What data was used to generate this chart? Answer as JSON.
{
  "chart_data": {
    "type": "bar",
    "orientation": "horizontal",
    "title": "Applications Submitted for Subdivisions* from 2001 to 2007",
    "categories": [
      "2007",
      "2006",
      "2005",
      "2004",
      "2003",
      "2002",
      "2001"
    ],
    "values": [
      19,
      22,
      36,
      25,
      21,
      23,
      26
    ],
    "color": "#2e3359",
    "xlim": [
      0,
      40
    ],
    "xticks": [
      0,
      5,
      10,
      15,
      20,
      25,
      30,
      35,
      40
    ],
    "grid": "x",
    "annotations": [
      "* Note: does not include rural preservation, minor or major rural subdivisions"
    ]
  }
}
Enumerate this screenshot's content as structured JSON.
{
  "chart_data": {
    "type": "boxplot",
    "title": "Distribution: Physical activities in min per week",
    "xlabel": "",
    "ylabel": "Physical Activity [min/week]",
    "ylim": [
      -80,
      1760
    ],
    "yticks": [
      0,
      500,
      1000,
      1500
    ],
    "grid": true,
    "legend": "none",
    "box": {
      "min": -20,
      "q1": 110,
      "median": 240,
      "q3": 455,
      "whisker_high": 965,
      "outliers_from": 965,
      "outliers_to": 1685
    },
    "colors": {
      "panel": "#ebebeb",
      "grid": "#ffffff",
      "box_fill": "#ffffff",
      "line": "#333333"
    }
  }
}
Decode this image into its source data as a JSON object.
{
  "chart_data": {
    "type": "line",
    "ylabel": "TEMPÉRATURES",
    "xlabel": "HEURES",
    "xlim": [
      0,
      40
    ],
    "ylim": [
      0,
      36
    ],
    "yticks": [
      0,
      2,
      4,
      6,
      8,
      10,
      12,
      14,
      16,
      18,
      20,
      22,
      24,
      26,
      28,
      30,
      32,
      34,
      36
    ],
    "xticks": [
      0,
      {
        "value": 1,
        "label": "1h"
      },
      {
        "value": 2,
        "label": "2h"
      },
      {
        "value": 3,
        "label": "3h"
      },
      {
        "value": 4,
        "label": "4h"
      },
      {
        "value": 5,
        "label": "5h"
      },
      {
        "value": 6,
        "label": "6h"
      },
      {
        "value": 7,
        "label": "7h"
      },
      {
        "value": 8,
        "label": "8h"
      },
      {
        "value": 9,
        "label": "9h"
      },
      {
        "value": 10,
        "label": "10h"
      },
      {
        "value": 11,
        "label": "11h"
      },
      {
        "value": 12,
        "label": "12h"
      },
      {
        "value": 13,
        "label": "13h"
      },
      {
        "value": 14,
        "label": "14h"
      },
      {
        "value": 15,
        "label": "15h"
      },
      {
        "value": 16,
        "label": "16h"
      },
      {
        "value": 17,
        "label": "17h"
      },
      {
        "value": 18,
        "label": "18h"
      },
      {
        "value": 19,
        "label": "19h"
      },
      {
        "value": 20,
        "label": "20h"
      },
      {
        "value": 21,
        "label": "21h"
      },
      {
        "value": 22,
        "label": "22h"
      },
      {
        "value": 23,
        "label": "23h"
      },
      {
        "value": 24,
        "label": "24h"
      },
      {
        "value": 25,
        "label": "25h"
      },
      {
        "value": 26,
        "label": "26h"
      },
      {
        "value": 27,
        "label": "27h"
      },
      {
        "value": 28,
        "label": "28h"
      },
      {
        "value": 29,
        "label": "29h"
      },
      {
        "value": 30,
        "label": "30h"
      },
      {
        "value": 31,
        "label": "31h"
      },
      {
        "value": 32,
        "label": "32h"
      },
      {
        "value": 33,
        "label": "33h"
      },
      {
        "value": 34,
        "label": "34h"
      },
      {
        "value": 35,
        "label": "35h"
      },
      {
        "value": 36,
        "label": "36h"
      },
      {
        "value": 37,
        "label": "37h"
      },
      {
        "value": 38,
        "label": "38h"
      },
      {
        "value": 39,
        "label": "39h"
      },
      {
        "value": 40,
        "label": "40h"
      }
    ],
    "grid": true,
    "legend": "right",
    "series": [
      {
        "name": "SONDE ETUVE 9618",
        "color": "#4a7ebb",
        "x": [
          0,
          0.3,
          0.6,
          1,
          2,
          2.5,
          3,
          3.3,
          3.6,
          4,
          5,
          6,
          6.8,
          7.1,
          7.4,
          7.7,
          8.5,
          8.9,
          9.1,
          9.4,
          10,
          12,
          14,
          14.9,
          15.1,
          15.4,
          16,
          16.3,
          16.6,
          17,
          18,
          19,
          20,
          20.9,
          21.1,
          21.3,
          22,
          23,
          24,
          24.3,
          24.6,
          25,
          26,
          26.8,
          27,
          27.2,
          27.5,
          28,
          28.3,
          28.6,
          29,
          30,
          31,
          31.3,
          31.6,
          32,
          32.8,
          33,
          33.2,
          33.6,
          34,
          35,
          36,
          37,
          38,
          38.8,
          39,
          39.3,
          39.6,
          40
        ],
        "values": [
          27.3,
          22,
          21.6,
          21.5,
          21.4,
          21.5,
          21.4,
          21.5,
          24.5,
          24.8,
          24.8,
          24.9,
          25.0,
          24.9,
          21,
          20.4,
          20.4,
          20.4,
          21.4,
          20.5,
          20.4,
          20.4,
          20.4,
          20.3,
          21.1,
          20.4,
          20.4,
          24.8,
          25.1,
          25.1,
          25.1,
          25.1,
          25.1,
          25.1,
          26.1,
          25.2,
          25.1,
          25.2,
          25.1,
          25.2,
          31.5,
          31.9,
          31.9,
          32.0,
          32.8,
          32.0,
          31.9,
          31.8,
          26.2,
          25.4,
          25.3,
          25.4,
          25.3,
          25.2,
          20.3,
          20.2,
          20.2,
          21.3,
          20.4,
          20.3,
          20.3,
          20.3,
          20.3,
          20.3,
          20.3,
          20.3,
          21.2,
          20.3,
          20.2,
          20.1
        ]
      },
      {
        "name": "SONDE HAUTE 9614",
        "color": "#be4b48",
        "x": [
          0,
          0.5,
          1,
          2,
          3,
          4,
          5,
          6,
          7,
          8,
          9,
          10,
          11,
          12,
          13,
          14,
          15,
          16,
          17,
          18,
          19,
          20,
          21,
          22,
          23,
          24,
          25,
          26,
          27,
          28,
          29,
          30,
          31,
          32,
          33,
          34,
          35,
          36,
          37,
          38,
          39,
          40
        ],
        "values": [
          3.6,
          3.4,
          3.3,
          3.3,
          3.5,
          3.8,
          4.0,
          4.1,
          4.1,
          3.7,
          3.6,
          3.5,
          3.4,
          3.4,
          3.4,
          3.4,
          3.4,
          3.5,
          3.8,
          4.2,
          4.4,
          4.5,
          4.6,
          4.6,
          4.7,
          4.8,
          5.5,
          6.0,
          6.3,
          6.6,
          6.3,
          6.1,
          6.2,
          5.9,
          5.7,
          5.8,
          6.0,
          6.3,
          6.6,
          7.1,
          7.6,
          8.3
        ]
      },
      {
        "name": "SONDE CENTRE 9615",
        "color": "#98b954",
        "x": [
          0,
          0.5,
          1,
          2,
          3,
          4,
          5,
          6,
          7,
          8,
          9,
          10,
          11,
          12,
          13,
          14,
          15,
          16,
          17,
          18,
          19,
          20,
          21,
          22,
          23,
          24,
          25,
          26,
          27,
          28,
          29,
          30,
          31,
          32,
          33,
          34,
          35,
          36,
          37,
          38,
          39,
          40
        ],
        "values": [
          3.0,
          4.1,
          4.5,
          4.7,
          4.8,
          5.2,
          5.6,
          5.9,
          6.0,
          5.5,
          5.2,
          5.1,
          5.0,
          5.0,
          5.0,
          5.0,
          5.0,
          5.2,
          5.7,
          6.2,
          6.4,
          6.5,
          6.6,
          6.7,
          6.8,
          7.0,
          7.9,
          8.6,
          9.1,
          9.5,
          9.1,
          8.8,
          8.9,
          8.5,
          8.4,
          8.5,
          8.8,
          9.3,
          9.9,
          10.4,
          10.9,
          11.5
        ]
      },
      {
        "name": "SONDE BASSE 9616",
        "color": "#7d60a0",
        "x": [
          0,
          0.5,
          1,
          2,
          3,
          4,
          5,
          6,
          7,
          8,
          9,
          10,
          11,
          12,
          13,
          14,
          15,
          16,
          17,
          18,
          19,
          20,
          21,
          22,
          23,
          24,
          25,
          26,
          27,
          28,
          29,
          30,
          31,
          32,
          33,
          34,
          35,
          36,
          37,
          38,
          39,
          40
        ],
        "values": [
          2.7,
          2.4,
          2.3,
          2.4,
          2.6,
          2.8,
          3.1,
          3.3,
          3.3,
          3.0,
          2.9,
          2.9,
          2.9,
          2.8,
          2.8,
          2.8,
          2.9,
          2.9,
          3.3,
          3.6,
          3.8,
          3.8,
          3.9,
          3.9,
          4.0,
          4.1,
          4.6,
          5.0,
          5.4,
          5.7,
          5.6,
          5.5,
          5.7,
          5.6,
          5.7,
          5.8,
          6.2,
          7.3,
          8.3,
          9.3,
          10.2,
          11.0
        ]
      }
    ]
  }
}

• Work to be completed:
In the records above, locate each line with the word "grid". Copy all such lines.

• Output:
    "grid": "x",
    "grid": true,
      "grid": "#ffffff",
    "grid": true,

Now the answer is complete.